YOUR TASK: From the listing below, select every line where the word "olevan" appears.

(Dataset items)

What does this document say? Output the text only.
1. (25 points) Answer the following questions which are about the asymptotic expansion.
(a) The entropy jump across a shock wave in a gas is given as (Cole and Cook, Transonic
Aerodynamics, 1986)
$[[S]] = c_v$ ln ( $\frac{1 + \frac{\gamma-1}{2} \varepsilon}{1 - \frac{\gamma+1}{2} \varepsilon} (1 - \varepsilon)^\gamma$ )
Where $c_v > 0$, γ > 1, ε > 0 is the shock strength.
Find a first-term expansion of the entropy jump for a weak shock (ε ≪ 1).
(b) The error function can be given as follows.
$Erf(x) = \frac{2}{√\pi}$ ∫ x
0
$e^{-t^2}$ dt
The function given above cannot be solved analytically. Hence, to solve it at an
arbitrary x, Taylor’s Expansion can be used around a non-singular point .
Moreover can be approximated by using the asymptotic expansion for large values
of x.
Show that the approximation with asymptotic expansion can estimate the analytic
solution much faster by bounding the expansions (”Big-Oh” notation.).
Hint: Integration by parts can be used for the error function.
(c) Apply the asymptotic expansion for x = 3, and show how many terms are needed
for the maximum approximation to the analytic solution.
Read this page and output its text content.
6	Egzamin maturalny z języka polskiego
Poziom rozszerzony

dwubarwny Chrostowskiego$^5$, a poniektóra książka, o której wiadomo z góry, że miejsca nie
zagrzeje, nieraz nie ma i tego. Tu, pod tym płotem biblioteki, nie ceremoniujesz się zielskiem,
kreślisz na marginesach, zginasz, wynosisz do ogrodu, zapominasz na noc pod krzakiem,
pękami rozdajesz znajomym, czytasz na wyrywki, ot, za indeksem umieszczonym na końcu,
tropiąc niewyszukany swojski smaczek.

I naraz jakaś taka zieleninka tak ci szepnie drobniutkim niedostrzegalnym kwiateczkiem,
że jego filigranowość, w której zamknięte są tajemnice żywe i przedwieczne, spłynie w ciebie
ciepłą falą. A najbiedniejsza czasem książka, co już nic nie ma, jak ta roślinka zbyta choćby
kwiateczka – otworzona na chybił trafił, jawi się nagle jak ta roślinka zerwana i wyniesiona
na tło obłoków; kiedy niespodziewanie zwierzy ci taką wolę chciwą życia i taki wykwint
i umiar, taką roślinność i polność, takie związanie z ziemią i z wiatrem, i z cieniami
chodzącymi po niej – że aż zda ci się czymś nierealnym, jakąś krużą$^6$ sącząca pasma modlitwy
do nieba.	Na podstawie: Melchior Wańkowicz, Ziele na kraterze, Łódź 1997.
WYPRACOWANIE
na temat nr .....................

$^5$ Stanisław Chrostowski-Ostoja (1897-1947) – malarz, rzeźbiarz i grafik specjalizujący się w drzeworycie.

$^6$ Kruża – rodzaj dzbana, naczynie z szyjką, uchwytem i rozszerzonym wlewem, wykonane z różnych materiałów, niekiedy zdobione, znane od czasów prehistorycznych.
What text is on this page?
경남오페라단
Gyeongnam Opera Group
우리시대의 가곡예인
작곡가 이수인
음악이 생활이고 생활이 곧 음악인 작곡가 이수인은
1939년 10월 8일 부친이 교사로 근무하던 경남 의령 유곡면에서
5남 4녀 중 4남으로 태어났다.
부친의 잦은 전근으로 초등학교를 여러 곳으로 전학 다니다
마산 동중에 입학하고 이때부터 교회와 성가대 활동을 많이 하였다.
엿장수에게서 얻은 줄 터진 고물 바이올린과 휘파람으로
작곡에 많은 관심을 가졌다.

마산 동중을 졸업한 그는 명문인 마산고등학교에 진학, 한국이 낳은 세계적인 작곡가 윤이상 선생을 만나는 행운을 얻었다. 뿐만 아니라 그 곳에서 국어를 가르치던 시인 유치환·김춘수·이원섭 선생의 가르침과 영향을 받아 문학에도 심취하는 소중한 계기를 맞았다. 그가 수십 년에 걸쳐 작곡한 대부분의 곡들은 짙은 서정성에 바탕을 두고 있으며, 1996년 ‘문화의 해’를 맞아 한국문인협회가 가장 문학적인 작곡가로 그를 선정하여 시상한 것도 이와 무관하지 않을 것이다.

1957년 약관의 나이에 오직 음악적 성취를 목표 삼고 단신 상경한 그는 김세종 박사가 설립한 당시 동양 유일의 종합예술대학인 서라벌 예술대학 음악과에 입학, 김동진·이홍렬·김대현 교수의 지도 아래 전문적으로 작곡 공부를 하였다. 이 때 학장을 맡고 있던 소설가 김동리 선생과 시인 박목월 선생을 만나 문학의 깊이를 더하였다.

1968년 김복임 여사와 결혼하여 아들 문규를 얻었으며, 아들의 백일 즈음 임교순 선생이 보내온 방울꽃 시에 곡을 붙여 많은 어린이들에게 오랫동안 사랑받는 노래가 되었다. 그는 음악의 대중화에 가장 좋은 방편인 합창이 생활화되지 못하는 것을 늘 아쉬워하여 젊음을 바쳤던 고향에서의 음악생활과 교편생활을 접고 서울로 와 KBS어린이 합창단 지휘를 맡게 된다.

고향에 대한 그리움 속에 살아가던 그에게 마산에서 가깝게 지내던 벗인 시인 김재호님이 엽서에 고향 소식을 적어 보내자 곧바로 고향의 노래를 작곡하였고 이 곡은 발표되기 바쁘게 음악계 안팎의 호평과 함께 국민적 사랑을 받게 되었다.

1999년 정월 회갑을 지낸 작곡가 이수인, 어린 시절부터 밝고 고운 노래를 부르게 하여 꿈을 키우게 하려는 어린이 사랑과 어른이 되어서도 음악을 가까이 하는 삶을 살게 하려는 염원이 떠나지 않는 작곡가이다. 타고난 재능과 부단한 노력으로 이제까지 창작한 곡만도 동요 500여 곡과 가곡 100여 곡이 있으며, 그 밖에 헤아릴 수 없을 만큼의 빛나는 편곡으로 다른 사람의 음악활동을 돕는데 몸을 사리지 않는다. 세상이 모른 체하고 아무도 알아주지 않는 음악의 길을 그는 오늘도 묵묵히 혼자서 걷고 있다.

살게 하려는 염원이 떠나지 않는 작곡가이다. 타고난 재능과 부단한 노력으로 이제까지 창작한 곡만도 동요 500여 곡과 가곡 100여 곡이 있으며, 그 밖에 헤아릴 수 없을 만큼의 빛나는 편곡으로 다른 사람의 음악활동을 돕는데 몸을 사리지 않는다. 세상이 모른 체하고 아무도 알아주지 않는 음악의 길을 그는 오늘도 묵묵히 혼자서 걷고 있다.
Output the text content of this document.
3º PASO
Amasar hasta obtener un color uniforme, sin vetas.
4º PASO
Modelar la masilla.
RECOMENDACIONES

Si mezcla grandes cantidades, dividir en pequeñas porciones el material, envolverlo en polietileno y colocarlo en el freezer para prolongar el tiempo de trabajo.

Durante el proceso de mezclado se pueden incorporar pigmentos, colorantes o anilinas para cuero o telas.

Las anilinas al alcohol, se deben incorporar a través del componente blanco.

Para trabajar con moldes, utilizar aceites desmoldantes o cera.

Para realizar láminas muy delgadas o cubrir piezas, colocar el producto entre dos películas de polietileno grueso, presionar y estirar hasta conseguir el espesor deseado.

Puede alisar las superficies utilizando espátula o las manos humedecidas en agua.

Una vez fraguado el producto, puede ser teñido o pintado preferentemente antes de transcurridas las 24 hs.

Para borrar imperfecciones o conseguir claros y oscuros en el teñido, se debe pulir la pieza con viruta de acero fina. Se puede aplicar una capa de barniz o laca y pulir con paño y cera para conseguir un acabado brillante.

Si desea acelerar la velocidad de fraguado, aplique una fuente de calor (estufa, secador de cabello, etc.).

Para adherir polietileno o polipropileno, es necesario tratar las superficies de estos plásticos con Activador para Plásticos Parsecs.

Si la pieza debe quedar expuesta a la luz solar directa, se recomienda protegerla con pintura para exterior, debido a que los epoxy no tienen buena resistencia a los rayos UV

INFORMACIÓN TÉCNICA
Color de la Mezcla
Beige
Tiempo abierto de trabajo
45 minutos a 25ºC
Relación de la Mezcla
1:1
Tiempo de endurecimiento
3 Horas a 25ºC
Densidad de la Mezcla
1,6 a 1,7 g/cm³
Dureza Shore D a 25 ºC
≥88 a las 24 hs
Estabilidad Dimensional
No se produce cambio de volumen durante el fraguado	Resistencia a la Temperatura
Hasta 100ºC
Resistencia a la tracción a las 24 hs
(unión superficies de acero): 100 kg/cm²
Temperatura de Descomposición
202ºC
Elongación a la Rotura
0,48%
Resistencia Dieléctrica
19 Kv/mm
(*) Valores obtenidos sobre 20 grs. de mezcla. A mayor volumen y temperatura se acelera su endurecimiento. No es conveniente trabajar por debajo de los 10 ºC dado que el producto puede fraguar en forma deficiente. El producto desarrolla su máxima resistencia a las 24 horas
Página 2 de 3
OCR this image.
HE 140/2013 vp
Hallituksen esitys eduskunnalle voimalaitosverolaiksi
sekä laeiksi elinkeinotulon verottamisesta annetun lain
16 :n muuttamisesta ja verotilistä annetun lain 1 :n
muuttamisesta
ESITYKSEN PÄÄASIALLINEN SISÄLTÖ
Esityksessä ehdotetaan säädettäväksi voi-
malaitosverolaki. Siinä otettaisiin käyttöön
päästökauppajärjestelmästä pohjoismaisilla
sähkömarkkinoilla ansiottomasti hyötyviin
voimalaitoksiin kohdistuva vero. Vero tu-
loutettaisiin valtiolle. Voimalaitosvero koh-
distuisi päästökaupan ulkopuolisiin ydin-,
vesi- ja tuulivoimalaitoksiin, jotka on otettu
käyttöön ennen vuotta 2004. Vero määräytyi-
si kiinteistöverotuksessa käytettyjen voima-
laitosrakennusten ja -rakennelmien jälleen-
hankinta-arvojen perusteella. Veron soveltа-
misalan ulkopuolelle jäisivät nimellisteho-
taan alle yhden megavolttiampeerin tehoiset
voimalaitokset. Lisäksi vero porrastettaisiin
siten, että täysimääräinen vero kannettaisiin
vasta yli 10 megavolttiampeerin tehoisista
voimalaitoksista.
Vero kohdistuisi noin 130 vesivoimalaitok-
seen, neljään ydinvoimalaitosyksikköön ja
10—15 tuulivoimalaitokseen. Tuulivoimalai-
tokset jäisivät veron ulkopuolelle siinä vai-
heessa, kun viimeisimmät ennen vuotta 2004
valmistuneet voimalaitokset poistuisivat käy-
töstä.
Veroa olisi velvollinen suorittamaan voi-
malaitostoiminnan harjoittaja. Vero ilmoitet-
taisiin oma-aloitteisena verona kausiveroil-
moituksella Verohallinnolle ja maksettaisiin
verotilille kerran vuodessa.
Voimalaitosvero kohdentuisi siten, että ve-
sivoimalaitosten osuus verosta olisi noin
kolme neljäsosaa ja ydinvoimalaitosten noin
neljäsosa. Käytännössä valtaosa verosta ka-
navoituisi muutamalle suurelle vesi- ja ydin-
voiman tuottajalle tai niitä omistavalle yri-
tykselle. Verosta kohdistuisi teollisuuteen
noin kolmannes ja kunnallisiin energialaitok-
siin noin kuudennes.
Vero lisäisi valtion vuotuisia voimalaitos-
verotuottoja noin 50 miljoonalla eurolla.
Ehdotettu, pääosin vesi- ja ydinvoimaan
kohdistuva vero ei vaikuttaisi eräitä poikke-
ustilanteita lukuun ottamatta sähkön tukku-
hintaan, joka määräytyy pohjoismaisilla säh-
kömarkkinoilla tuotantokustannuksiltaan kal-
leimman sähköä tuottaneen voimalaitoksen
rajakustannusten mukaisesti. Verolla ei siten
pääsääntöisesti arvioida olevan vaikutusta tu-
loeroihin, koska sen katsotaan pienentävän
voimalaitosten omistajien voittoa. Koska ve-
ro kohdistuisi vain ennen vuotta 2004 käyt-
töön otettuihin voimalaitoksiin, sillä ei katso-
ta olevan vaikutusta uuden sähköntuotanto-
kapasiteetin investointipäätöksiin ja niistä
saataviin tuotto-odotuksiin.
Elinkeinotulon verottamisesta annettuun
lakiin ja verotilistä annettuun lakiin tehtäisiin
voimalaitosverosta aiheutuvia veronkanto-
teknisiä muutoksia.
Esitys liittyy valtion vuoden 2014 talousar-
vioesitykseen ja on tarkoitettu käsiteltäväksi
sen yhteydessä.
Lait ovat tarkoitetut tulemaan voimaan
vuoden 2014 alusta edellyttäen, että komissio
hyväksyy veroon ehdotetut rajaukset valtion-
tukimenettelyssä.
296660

REPLY:
pääsääntöisesti arvioida olevan vaikutusta tu-
ta olevan vaikutusta uuden sähköntuotanto-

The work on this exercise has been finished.